#### [Problem requirements]
Search the material below for the string "cell" and extract each line that has it.

Saved entries:
==*==
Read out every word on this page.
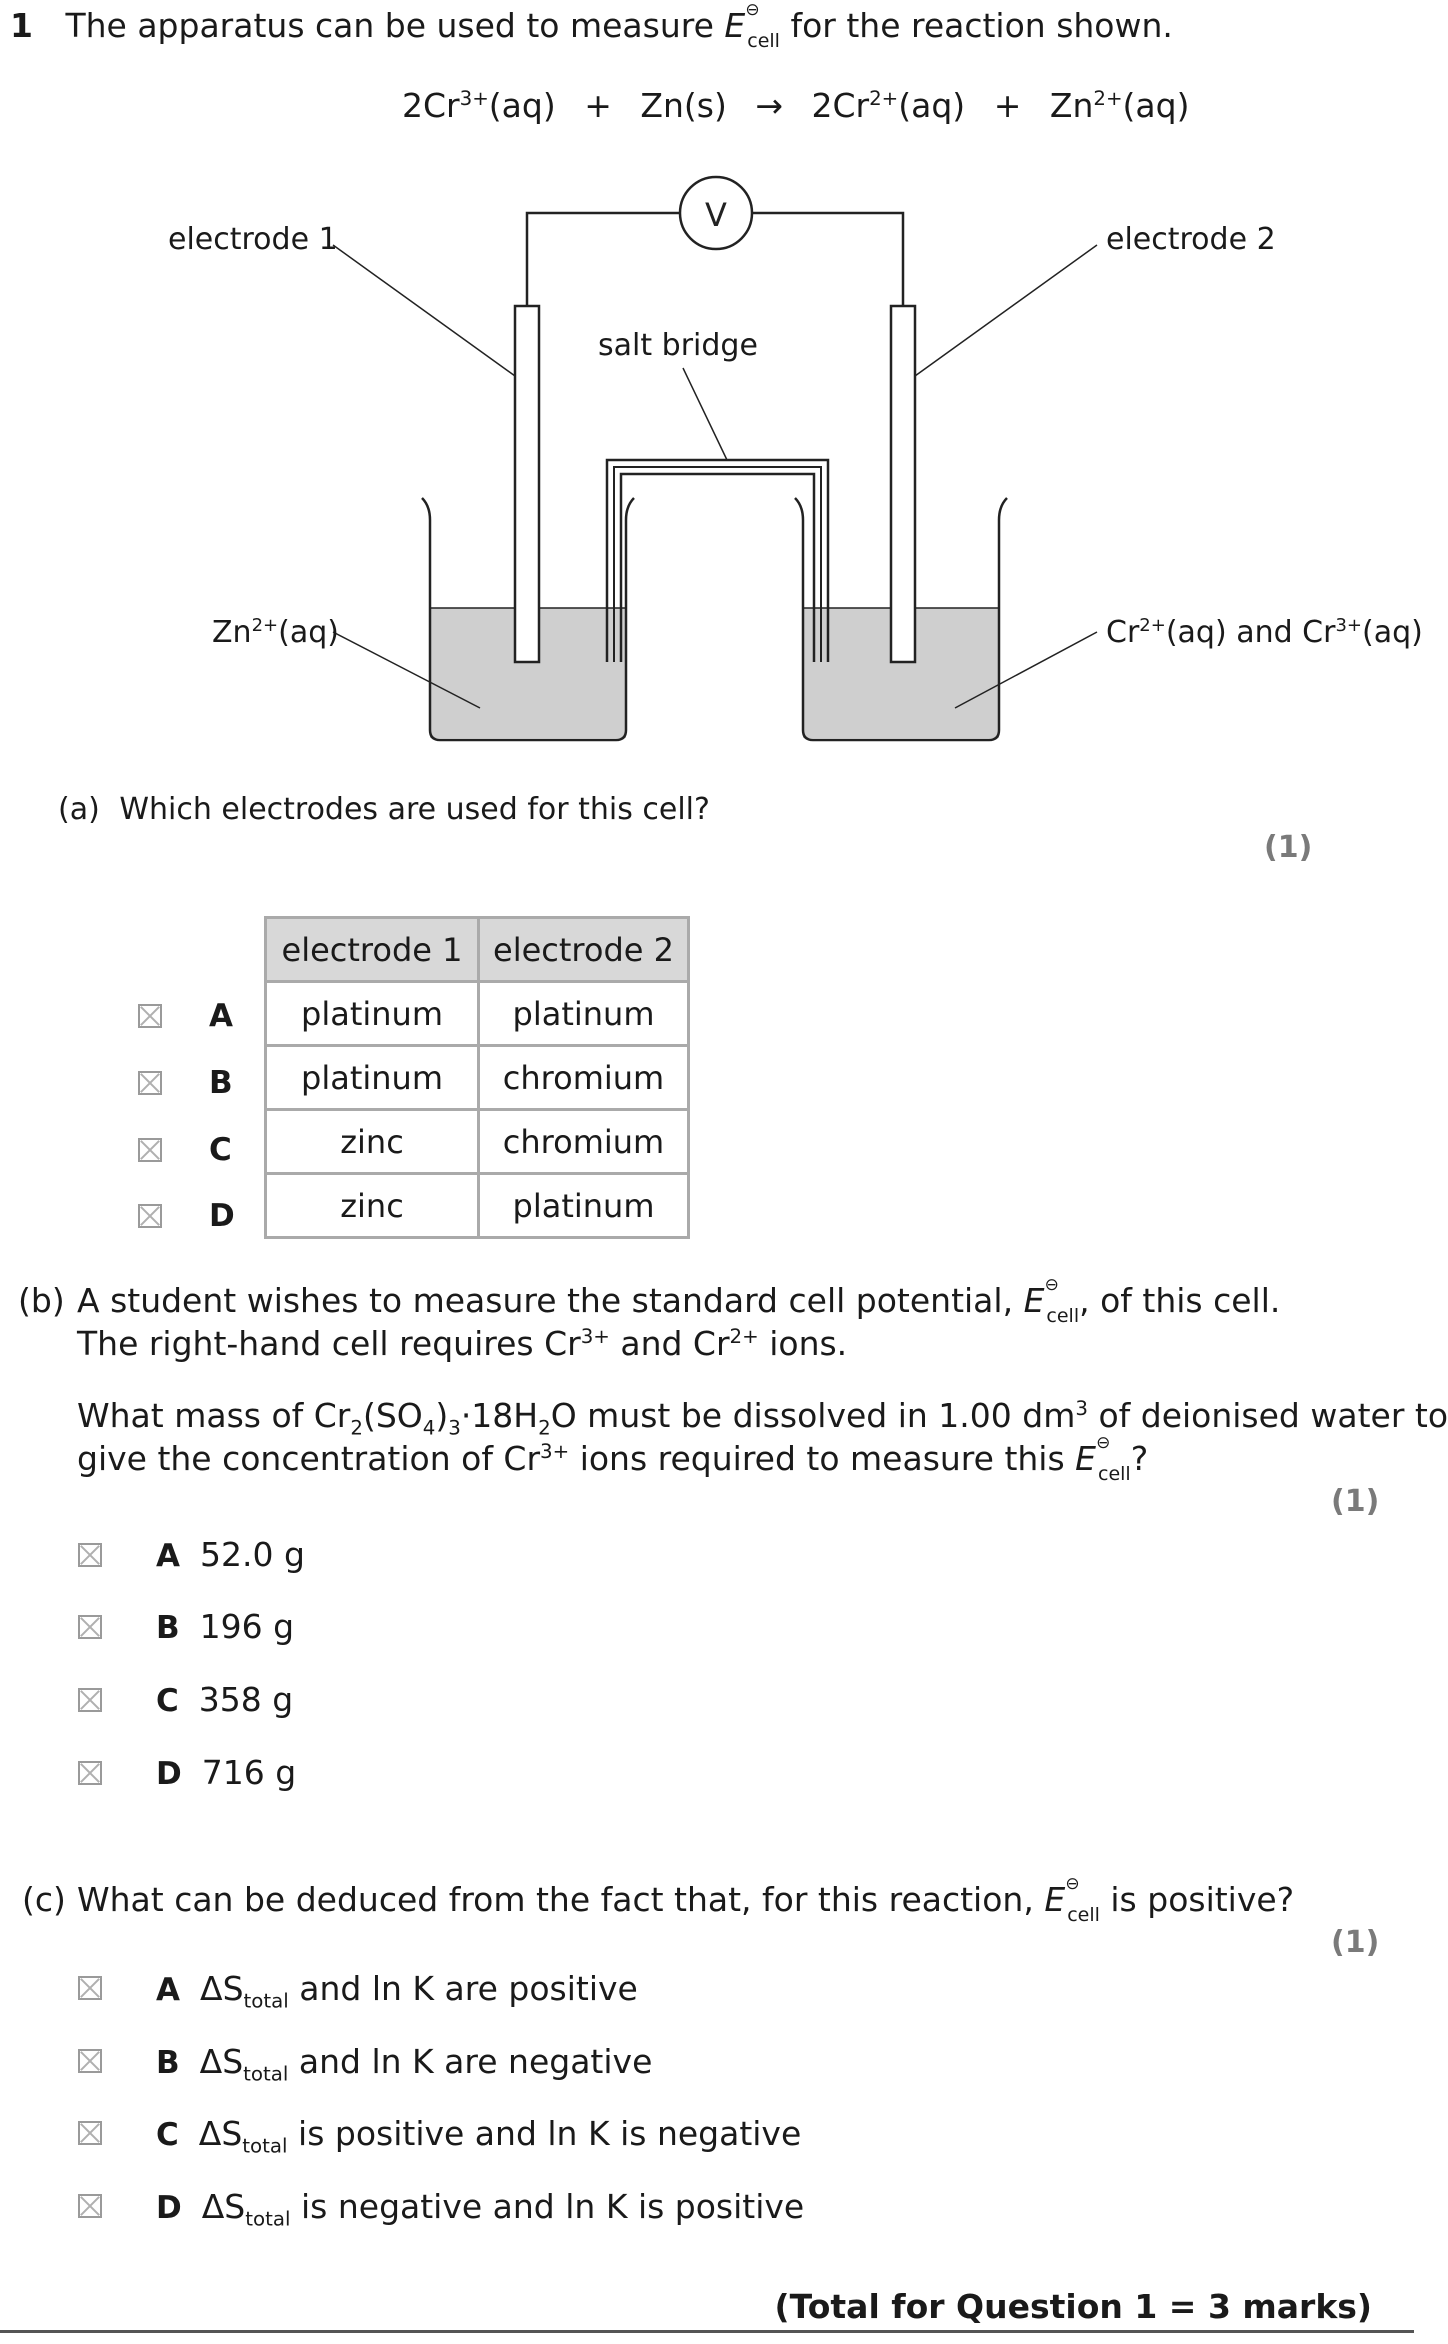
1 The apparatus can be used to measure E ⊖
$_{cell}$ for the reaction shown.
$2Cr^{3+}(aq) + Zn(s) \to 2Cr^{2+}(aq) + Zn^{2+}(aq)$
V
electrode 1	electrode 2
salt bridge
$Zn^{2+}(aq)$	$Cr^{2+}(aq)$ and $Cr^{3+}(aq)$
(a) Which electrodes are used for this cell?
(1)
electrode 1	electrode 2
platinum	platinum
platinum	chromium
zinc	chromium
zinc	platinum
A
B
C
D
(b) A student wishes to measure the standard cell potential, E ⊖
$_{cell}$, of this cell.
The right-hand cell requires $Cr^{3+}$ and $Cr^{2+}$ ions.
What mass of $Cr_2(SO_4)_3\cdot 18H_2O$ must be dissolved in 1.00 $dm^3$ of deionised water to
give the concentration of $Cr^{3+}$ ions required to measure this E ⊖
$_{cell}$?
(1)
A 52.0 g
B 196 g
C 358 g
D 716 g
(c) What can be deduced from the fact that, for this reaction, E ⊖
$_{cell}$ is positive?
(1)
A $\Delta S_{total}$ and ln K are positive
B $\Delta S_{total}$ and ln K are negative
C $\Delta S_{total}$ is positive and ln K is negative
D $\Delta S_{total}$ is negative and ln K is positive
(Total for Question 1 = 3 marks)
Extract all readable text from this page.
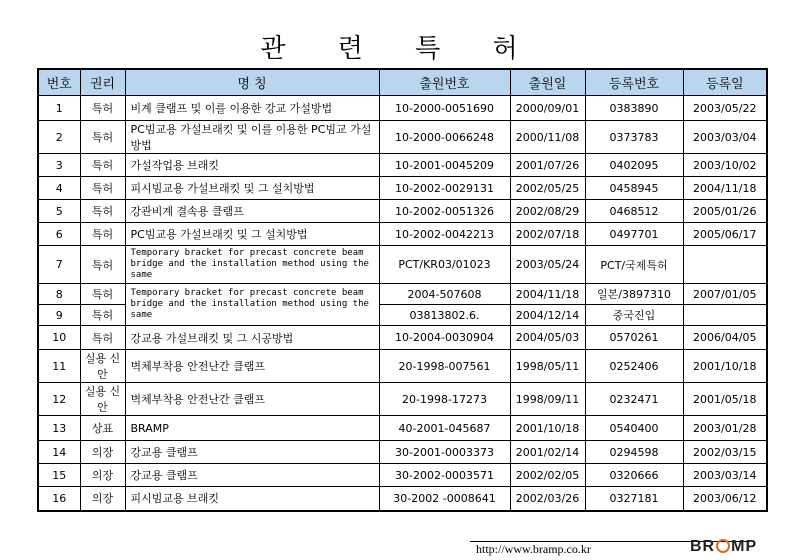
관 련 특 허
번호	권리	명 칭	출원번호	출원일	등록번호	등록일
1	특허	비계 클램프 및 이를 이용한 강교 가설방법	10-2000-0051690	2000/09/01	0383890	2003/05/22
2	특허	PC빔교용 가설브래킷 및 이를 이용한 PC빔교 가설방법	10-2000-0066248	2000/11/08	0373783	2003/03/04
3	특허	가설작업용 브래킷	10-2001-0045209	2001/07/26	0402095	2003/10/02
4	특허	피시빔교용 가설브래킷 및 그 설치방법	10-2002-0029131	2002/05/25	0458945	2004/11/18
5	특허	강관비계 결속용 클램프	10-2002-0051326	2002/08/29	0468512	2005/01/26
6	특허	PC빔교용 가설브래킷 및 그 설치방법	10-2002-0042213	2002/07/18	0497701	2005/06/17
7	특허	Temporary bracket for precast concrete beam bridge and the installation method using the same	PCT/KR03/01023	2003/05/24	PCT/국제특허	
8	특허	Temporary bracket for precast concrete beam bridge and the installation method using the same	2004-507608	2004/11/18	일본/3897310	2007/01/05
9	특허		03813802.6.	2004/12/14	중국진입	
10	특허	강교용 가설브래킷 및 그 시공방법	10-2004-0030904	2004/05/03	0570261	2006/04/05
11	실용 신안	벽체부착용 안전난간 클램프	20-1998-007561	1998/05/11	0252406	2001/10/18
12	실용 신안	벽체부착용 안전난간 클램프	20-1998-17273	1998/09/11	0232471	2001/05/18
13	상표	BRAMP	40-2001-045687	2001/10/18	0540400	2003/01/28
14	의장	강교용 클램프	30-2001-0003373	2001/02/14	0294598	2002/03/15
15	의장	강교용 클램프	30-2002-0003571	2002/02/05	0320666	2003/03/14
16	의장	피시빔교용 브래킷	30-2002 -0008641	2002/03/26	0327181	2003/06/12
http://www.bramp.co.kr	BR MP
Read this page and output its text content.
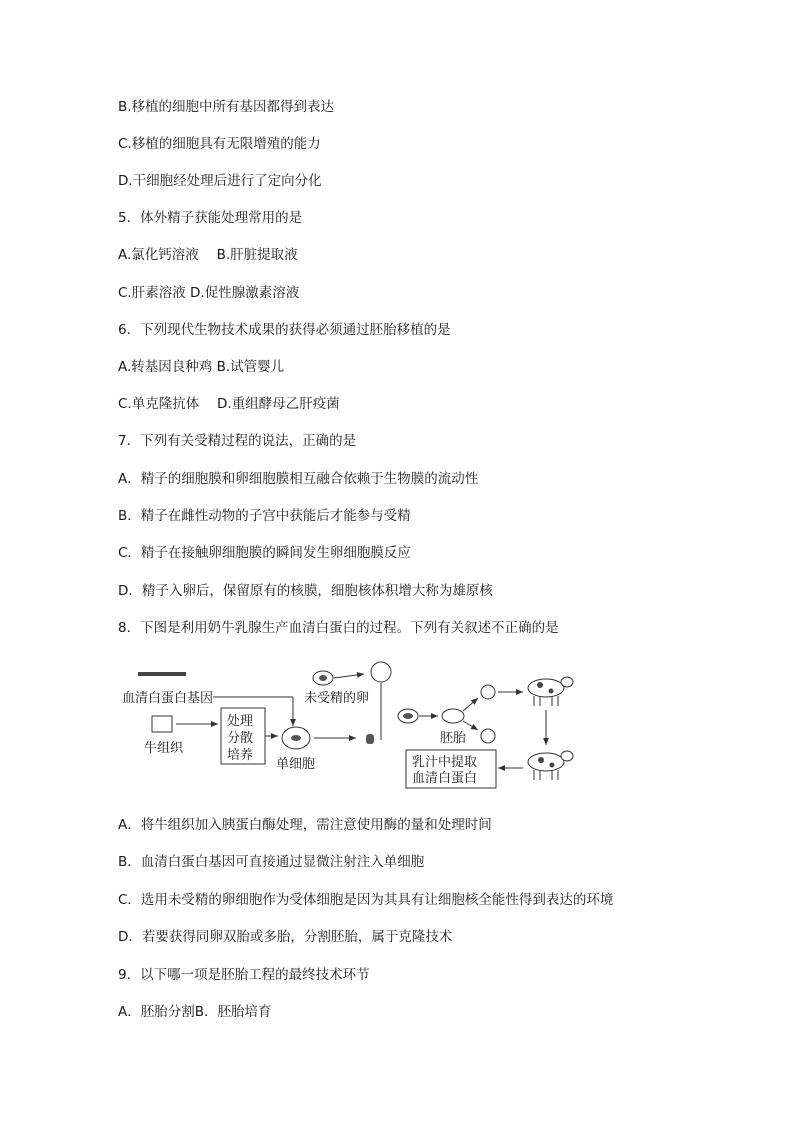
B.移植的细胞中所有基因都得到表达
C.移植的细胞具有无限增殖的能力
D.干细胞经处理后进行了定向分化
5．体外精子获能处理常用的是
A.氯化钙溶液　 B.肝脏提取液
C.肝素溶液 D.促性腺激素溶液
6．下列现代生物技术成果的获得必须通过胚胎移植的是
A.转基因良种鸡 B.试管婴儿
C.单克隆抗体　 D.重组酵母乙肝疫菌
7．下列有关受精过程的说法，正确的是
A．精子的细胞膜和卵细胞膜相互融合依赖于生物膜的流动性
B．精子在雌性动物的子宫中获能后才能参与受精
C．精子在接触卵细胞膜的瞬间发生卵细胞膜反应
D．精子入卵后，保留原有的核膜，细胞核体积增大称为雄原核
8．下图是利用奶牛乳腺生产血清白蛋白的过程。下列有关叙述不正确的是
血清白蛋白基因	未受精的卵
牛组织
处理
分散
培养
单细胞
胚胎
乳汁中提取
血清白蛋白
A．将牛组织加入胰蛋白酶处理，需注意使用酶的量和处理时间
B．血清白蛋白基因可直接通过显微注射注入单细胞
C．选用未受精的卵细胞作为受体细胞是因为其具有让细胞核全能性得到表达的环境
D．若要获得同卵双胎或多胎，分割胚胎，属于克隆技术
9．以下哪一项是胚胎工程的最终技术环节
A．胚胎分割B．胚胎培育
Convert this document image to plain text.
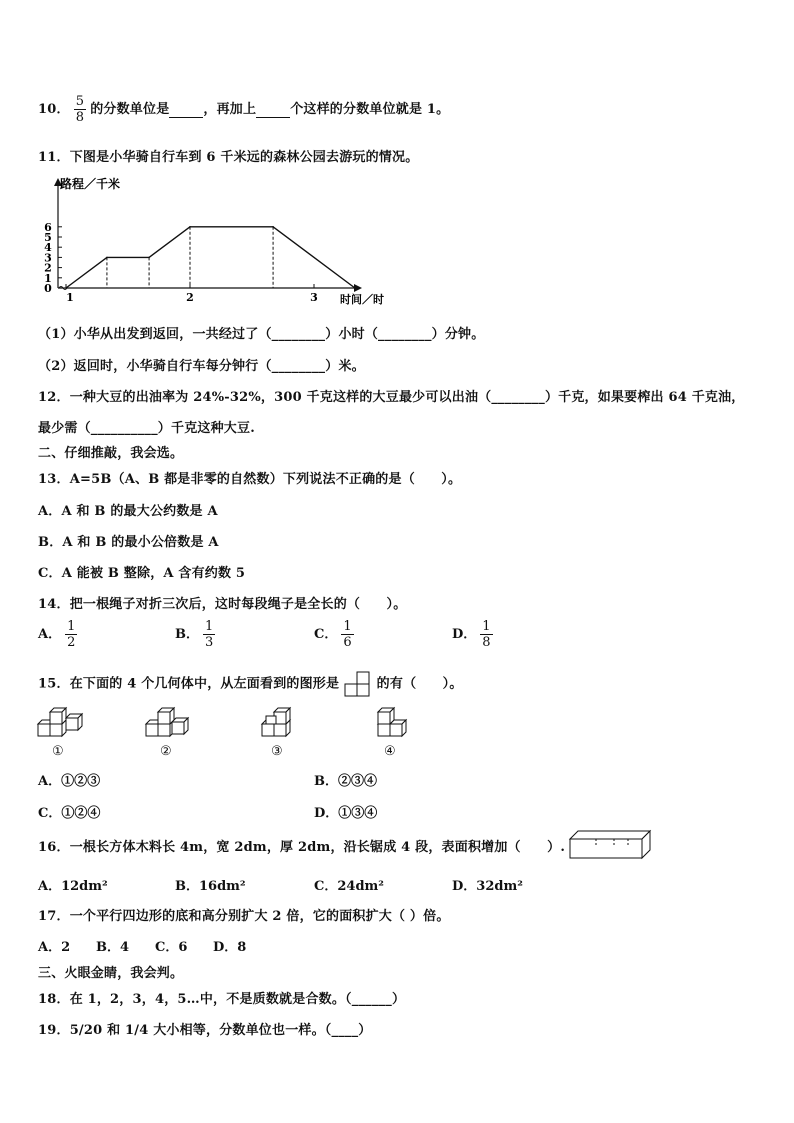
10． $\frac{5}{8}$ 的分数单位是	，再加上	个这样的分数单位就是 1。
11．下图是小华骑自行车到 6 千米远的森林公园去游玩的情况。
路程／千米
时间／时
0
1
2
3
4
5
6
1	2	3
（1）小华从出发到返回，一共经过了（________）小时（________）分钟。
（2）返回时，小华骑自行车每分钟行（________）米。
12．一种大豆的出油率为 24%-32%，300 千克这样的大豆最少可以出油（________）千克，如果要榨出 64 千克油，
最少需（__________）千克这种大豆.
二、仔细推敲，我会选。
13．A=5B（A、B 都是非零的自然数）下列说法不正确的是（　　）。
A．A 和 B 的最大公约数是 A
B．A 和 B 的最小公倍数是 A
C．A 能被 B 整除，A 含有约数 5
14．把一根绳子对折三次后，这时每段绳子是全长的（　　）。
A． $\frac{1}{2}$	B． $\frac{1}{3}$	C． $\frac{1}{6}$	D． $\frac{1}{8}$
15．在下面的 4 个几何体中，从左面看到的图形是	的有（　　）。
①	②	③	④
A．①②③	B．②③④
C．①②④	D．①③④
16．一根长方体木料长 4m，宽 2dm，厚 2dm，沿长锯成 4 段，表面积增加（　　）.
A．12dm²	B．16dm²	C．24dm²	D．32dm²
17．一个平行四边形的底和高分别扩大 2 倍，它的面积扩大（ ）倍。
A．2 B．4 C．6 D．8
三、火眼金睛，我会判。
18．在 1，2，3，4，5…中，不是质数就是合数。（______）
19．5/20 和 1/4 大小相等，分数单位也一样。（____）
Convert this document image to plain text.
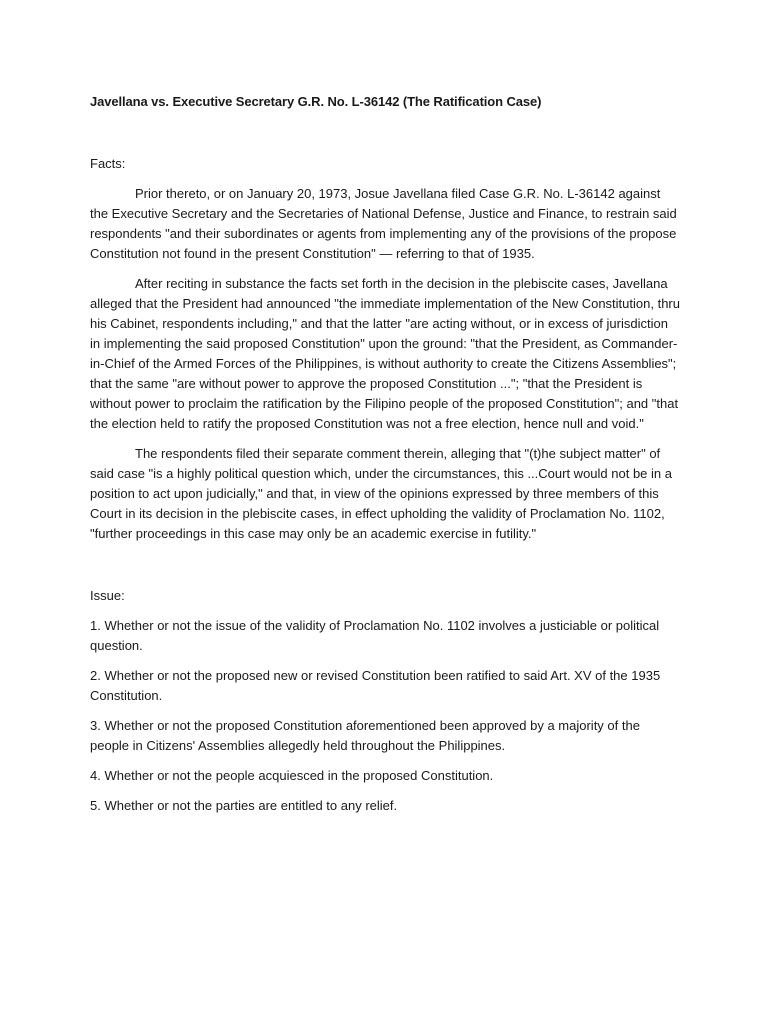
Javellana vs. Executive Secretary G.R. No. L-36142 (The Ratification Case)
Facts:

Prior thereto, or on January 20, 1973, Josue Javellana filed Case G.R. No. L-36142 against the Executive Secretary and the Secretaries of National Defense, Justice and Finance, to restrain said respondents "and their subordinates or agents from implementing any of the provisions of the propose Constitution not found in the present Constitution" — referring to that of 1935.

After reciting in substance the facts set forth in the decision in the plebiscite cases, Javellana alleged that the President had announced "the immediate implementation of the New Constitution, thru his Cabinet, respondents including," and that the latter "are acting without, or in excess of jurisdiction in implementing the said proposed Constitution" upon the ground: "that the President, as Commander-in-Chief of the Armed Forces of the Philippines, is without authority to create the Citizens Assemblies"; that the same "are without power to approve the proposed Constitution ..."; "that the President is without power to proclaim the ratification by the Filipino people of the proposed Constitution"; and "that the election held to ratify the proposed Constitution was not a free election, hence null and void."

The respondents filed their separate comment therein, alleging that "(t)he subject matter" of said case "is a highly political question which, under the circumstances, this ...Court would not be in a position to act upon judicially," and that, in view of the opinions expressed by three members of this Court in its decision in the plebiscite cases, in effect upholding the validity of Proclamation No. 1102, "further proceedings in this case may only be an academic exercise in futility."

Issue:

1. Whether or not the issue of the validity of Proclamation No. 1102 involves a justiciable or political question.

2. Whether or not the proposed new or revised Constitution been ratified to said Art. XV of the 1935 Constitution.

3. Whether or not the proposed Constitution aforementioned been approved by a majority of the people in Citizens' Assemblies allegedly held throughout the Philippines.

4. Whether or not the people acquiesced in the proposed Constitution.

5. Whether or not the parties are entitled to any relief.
==*==
#### [Completed task]
$_{cell}$ for the reaction shown.
(a) Which electrodes are used for this cell?
(b) A student wishes to measure the standard cell potential, E ⊖
$_{cell}$, of this cell.
The right-hand cell requires $Cr^{3+}$ and $Cr^{2+}$ ions.
$_{cell}$?
$_{cell}$ is positive?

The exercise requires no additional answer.